* Data items:
★ ★ ★ ★

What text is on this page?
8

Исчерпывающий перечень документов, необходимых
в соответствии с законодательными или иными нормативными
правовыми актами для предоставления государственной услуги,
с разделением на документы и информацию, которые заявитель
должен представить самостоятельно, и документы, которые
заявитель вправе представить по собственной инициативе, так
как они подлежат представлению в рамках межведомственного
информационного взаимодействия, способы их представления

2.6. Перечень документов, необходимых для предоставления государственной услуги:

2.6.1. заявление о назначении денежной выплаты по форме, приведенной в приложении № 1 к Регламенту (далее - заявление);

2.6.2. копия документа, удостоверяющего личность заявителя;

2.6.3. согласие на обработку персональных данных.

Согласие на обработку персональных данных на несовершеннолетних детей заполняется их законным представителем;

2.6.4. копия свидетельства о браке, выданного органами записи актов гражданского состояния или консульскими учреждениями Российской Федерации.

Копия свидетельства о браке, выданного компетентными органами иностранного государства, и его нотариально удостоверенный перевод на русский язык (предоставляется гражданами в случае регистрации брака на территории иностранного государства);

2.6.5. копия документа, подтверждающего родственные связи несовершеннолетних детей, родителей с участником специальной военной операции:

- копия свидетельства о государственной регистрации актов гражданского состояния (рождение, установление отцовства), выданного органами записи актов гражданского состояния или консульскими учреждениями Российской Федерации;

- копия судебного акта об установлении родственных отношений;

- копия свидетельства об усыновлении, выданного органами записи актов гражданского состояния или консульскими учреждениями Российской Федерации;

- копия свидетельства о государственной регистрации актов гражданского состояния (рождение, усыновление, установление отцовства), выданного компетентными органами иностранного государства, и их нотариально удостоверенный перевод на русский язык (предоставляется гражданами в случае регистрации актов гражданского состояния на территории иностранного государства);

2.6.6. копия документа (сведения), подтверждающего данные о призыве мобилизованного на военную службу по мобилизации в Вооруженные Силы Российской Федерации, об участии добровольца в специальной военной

★ ★ ★ ★

* What needs to be done:
Identify and list each line with the word "территории".

* Result below:
Копия свидетельства о браке, выданного компетентными органами иностранного государства, и его нотариально удостоверенный перевод на русский язык (предоставляется гражданами в случае регистрации брака на территории иностранного государства);
- копия свидетельства о государственной регистрации актов гражданского состояния (рождение, усыновление, установление отцовства), выданного компетентными органами иностранного государства, и их нотариально удостоверенный перевод на русский язык (предоставляется гражданами в случае регистрации актов гражданского состояния на территории иностранного государства);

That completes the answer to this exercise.